### Collection entries
========================================

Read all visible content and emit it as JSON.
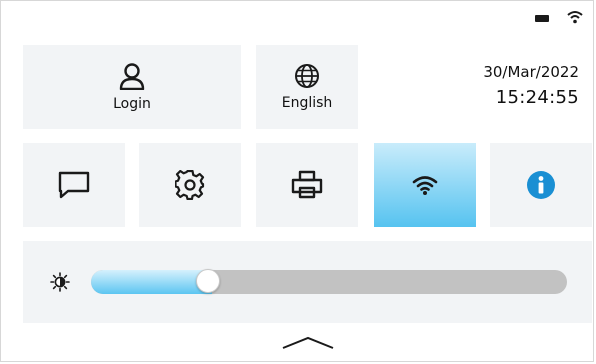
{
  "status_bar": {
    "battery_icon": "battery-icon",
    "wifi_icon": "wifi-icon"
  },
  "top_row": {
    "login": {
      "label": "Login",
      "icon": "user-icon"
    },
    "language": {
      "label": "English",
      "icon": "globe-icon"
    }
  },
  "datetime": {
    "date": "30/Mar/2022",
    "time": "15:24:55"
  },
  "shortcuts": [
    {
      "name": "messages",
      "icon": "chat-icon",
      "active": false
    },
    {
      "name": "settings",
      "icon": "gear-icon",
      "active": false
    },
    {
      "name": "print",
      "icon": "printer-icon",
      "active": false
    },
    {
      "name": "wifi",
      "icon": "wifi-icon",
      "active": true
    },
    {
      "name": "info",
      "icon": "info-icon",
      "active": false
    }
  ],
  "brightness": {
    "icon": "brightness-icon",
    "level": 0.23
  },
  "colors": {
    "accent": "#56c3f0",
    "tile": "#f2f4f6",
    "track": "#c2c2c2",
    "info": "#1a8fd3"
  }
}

========================================

### Task description
Scan the listing above and copy all lines containing the word "info".

### The result
      "name": "info",
      "icon": "info-icon",
    "info": "#1a8fd3"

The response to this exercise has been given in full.